Entries taken from a collection »
——

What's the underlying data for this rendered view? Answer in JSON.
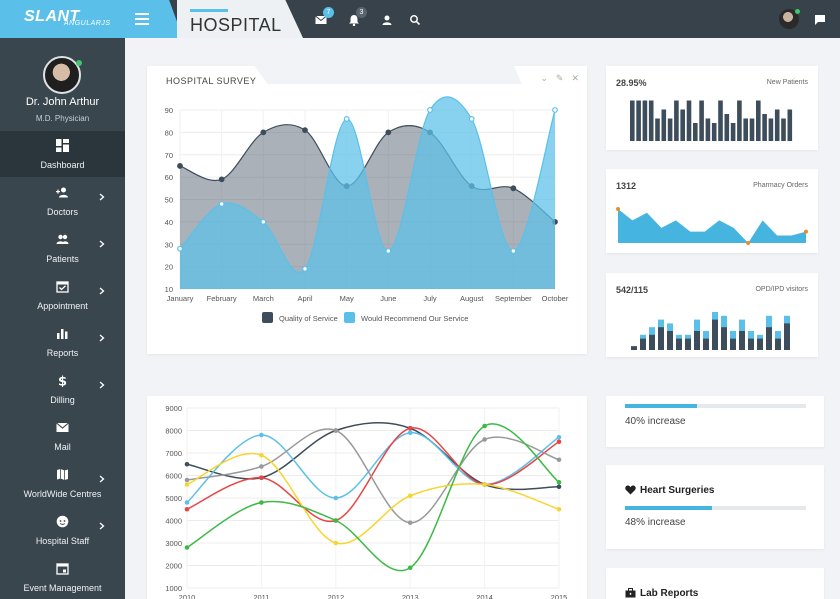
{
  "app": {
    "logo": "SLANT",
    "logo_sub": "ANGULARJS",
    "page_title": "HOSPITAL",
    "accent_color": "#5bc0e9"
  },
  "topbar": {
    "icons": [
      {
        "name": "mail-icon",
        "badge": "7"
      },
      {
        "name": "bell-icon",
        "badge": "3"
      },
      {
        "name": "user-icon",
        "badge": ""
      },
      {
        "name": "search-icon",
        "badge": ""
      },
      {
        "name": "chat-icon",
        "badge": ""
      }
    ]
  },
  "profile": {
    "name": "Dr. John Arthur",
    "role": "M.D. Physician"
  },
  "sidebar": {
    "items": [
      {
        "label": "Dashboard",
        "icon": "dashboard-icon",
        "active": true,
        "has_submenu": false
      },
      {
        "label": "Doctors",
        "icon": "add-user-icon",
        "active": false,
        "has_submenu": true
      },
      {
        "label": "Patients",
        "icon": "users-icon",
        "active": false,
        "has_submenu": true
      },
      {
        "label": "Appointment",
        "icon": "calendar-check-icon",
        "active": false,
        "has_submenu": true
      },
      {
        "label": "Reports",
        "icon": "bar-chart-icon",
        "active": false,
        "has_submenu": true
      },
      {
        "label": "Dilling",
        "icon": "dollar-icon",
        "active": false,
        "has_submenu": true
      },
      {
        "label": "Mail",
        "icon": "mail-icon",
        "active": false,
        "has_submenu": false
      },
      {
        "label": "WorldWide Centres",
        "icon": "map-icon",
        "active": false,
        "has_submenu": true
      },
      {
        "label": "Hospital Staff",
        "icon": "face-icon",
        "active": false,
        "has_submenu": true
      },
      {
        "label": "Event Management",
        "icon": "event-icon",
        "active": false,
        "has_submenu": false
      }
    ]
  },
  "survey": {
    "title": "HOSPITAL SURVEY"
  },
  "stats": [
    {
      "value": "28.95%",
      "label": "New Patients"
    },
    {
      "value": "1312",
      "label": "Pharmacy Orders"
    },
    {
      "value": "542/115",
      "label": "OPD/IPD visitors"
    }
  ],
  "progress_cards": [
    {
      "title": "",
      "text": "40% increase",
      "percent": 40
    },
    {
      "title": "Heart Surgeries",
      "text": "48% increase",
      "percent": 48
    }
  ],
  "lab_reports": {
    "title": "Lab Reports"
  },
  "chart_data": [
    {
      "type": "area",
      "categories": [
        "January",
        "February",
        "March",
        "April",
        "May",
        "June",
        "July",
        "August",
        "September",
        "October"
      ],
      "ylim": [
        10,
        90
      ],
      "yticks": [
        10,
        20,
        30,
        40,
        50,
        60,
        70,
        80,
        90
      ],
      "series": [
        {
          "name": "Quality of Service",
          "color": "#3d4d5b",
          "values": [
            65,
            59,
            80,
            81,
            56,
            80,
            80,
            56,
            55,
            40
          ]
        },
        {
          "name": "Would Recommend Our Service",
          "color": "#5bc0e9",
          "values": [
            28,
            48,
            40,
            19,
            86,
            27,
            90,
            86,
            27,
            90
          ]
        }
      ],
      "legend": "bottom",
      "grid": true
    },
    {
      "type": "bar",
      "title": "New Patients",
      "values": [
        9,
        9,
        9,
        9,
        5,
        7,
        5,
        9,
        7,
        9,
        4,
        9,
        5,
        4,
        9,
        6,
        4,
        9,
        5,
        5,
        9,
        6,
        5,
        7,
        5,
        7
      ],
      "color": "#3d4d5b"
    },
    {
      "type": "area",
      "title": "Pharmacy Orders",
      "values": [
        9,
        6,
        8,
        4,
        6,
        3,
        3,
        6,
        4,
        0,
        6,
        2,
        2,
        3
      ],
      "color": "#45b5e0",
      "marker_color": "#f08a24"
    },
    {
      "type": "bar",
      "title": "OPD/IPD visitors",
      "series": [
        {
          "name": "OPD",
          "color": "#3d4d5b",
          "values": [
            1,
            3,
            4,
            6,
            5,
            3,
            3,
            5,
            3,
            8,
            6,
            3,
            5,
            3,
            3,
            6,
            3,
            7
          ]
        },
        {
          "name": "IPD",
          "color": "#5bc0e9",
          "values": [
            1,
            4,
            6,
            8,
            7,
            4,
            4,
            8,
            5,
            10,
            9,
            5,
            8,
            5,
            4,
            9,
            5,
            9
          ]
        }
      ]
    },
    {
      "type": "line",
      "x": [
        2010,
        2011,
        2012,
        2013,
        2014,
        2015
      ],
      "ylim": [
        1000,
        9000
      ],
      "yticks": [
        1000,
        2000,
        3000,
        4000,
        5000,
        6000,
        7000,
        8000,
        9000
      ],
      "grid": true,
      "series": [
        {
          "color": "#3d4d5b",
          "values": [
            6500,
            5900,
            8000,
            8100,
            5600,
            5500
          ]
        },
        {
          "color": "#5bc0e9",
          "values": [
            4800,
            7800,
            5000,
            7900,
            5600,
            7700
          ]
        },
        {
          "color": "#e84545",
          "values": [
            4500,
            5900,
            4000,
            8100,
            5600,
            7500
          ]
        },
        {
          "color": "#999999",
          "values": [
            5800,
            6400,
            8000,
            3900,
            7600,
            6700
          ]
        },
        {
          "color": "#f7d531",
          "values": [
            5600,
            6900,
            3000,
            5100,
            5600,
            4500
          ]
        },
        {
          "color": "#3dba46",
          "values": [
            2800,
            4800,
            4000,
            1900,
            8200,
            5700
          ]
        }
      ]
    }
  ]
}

——

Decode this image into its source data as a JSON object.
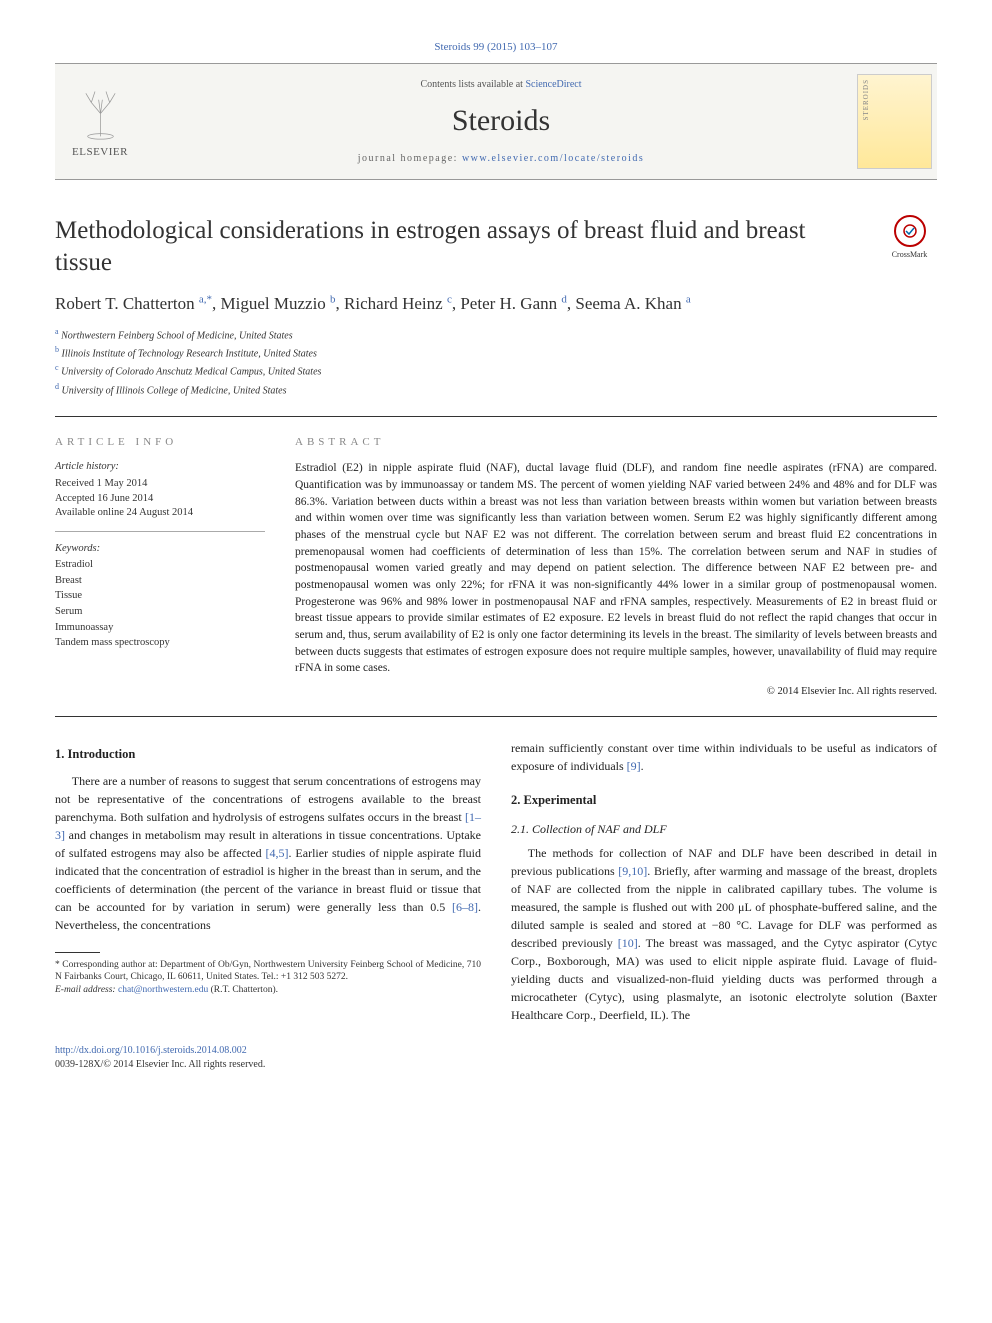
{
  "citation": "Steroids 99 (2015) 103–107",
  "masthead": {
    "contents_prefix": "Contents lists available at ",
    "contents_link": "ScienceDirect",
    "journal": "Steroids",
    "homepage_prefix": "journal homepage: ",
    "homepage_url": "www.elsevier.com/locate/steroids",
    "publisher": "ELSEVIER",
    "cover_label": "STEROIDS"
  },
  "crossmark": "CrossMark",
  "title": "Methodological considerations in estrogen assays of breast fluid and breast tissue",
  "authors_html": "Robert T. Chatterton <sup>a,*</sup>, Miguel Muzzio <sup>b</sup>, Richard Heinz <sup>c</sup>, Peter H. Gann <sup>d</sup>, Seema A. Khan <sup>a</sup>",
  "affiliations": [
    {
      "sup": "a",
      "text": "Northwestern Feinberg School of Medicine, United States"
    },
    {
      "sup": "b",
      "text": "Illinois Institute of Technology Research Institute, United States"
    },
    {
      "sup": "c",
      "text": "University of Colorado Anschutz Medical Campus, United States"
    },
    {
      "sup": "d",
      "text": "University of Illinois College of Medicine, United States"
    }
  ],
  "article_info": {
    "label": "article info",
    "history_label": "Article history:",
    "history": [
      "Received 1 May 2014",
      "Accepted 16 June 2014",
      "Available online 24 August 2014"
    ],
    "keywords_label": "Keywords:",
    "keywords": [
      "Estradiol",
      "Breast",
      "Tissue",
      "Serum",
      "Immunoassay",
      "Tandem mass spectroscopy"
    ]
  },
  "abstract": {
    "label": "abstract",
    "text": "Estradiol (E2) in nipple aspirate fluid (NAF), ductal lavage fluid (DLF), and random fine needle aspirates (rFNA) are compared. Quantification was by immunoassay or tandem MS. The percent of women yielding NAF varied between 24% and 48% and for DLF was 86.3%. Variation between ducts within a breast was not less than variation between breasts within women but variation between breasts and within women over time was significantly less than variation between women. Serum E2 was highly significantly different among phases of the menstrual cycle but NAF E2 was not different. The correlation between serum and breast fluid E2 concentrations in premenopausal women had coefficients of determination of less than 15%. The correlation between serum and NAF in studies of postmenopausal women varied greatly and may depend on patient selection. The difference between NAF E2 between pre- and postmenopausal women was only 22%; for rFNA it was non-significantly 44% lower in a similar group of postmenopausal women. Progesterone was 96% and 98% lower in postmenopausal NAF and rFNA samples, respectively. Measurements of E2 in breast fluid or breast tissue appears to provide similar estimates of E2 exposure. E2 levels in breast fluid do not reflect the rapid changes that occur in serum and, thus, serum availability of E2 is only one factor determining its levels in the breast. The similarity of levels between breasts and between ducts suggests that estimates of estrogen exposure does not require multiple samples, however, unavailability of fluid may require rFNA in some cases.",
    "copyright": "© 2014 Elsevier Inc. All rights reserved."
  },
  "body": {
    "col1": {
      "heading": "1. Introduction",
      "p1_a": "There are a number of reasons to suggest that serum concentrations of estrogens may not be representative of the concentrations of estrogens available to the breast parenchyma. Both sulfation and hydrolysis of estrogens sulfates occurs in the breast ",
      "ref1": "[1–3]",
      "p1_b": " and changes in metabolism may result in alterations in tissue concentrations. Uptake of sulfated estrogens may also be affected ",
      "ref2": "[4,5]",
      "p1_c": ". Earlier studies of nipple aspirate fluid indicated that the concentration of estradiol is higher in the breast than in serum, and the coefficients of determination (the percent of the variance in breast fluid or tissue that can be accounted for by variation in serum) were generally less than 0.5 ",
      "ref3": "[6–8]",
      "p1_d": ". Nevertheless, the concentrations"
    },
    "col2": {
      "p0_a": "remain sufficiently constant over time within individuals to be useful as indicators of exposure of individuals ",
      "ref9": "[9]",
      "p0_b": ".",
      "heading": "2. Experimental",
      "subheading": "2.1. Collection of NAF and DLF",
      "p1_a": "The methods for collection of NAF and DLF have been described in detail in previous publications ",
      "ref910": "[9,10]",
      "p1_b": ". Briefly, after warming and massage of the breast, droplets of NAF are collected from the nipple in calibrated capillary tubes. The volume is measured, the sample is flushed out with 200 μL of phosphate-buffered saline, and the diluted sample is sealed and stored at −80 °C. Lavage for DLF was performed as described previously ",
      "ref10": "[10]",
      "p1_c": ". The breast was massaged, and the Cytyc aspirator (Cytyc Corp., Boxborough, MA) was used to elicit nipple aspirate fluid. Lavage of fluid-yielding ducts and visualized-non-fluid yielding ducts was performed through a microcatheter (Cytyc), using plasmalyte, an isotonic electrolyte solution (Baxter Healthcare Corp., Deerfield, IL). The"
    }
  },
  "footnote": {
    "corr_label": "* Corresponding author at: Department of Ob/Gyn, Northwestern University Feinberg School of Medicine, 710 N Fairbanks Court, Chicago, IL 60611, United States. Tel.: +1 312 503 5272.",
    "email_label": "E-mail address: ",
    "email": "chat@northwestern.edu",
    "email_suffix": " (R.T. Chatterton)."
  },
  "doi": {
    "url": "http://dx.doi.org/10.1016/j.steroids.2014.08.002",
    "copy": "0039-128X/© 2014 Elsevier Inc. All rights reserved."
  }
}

——

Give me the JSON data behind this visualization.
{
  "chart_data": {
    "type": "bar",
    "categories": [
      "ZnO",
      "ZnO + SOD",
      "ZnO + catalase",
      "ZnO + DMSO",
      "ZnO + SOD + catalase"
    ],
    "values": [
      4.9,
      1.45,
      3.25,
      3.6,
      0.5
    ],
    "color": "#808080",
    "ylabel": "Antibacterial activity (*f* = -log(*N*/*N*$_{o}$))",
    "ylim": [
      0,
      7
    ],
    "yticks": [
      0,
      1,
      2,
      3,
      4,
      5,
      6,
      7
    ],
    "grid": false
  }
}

——

Review the preceding data and report every line that includes the string "States".

Written reply »
      "text": "Northwestern Feinberg School of Medicine, United States"
      "text": "Illinois Institute of Technology Research Institute, United States"
      "text": "University of Colorado Anschutz Medical Campus, United States"
      "text": "University of Illinois College of Medicine, United States"
    "corr_label": "* Corresponding author at: Department of Ob/Gyn, Northwestern University Feinberg School of Medicine, 710 N Fairbanks Court, Chicago, IL 60611, United States. Tel.: +1 312 503 5272.",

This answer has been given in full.